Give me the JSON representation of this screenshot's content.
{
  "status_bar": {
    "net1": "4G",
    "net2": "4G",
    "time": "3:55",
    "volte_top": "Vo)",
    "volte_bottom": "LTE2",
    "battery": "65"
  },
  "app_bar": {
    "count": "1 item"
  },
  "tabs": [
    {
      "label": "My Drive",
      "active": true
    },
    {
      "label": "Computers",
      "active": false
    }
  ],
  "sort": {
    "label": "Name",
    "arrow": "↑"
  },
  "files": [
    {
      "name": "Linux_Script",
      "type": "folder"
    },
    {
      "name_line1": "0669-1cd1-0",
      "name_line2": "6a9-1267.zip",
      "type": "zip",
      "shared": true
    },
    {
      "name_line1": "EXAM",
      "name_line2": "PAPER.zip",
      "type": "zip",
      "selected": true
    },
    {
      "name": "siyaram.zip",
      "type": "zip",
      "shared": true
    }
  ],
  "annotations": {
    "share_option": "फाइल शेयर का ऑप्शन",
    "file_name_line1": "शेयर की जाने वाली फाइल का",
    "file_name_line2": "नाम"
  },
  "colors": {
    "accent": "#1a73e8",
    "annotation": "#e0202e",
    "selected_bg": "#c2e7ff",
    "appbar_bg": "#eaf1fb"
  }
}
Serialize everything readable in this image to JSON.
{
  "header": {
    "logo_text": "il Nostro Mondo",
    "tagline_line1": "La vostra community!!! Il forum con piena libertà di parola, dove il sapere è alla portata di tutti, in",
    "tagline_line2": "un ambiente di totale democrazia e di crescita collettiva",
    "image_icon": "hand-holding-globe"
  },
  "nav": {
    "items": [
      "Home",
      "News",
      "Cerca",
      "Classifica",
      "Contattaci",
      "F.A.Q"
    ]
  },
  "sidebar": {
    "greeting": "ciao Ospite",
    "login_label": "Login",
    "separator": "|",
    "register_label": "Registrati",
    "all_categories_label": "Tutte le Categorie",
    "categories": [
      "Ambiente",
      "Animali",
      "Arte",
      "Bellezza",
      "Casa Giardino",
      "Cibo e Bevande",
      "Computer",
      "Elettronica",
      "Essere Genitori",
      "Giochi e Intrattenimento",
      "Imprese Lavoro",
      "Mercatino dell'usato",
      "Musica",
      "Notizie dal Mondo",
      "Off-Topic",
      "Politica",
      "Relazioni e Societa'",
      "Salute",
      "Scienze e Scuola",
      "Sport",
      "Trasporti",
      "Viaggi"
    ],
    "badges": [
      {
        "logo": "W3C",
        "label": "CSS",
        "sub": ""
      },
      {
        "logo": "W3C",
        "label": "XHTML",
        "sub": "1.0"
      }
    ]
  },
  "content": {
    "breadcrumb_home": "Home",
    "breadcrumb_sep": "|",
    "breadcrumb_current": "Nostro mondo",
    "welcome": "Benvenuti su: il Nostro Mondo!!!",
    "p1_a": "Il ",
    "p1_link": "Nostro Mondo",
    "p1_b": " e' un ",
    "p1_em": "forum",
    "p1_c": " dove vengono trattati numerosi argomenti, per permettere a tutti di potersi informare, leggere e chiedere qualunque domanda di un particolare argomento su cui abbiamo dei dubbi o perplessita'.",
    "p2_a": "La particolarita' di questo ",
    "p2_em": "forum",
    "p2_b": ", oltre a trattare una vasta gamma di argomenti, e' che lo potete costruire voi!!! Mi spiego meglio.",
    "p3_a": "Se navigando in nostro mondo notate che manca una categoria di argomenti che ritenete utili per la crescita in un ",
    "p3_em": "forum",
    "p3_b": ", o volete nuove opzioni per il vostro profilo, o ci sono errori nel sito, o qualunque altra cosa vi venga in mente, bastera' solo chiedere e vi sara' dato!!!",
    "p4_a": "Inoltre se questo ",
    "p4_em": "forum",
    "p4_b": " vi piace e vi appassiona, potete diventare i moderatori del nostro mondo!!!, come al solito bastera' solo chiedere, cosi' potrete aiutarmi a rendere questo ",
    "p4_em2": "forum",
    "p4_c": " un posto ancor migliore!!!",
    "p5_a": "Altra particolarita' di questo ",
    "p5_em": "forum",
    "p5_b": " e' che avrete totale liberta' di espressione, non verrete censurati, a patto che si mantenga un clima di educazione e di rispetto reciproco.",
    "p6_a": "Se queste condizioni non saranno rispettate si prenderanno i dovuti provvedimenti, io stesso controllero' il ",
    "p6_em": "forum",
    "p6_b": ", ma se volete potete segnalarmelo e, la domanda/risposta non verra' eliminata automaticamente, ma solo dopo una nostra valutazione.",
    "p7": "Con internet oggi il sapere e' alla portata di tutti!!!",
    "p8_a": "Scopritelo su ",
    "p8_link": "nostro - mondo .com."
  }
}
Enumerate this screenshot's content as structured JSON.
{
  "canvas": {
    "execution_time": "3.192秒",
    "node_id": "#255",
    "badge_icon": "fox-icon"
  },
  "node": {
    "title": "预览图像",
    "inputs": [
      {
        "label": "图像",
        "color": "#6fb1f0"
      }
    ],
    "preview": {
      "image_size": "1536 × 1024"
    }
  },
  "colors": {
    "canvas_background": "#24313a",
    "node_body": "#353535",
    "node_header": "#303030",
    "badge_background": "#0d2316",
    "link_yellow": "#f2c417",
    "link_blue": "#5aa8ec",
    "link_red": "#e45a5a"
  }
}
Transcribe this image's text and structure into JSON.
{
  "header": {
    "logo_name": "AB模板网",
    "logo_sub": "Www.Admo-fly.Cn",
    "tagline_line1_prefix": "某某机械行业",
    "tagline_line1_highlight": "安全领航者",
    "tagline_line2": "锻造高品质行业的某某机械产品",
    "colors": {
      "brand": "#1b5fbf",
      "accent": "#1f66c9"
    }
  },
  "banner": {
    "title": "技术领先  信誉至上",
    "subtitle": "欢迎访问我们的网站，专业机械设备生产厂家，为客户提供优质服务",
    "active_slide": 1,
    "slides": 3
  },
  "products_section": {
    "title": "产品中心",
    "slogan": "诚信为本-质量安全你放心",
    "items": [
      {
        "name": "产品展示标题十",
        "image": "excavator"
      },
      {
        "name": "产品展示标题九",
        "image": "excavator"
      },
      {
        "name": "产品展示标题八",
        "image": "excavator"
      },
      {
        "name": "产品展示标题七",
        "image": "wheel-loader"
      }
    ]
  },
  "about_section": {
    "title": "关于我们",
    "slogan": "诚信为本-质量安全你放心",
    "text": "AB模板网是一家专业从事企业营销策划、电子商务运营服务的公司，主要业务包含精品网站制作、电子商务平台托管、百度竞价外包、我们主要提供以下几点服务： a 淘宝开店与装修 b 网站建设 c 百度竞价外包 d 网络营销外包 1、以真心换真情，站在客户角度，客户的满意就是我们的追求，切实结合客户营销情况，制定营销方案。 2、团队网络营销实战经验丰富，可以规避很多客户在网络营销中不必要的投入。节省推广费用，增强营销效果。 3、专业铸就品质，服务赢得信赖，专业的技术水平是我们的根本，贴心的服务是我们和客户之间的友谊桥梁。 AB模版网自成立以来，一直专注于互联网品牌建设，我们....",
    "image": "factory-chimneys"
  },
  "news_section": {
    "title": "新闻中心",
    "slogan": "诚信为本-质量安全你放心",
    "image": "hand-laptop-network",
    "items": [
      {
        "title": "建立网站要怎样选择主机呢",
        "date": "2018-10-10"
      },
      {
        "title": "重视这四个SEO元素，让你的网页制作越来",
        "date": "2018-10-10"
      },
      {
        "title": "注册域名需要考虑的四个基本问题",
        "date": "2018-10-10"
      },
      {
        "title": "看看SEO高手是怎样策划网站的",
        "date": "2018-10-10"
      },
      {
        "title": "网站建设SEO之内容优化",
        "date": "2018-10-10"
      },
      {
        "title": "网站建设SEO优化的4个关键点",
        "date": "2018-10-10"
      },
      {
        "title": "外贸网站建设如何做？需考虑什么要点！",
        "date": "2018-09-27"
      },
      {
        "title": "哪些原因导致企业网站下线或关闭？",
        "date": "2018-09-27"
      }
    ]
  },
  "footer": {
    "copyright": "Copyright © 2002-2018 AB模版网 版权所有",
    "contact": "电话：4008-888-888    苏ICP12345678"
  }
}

········

> **EXERCISE TASK**
Find the word "JSON" in the material, then list each line that holds it.

> **FINAL RESULT**
Give me the JSON representation of this screenshot's content.
Serialize everything readable in this image to JSON.
Enumerate this screenshot's content as structured JSON.
Transcribe this image's text and structure into JSON.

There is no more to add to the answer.